* _What is expected_
Where a line below holds the string "kind", copy that line.

(Collection entries)
>> begin

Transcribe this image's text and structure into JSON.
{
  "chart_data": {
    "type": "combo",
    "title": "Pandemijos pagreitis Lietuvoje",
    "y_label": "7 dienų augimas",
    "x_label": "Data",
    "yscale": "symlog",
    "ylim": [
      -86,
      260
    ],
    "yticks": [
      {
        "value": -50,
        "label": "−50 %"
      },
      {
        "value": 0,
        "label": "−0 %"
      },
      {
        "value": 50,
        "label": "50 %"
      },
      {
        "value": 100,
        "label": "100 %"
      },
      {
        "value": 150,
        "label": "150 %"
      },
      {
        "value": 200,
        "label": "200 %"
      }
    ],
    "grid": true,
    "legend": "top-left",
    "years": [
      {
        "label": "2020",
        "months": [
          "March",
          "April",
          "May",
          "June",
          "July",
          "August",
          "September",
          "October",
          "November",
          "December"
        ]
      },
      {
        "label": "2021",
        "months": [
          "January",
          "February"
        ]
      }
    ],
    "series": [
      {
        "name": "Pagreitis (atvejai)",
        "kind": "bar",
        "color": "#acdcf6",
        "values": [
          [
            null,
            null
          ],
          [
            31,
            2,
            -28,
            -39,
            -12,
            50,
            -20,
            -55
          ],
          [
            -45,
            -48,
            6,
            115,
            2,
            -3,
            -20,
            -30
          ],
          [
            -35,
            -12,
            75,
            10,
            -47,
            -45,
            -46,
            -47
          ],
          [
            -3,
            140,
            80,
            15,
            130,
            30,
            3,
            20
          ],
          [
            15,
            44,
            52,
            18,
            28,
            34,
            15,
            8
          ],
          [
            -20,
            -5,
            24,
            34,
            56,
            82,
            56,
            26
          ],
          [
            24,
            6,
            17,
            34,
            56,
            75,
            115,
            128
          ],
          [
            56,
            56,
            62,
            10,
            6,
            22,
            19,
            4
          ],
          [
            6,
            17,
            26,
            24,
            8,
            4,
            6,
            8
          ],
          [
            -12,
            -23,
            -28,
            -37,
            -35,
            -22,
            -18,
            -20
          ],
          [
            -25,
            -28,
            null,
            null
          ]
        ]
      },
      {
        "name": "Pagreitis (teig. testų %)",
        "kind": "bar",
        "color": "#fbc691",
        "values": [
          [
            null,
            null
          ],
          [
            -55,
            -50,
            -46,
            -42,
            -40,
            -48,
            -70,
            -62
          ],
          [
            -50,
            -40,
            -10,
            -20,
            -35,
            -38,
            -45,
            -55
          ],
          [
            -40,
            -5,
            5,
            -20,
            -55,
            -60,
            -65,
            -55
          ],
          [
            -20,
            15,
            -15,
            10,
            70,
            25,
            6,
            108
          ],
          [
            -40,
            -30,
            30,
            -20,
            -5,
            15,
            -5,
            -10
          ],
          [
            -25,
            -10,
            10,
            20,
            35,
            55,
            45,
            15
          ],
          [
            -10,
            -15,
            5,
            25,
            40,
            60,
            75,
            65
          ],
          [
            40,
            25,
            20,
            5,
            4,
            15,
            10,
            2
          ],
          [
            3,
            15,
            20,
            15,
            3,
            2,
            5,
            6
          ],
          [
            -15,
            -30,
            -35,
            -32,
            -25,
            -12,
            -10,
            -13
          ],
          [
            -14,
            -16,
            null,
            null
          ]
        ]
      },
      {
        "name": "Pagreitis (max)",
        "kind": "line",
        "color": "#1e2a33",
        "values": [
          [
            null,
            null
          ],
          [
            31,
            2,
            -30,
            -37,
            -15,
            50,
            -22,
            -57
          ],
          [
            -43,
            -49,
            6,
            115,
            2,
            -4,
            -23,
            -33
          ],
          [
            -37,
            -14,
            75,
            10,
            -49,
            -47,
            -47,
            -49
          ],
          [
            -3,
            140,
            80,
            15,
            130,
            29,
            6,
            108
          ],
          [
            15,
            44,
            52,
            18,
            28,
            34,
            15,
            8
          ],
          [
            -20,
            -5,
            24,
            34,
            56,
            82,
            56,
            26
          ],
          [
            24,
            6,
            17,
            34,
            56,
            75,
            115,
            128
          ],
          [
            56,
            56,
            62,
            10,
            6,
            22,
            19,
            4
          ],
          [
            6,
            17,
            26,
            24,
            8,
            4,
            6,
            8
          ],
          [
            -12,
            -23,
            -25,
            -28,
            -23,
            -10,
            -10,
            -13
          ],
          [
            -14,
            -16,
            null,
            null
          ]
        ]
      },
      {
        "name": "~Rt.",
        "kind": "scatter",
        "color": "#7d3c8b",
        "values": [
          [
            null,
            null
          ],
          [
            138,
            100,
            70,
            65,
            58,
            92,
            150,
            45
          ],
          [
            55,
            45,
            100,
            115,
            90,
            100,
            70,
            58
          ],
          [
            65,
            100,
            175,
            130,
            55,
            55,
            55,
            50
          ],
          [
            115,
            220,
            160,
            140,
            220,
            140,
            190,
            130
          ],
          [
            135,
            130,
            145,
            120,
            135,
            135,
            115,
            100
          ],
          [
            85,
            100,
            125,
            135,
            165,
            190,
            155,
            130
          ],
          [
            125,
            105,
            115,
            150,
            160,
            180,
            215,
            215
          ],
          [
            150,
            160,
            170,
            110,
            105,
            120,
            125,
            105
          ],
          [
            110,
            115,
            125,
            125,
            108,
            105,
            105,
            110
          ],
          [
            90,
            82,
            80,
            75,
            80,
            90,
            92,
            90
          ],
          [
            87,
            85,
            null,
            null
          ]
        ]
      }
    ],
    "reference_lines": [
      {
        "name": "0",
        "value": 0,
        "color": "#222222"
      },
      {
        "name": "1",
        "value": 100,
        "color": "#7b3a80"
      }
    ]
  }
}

>> end

* _Task solution_
        "kind": "bar",
        "kind": "bar",
        "kind": "line",
        "kind": "scatter",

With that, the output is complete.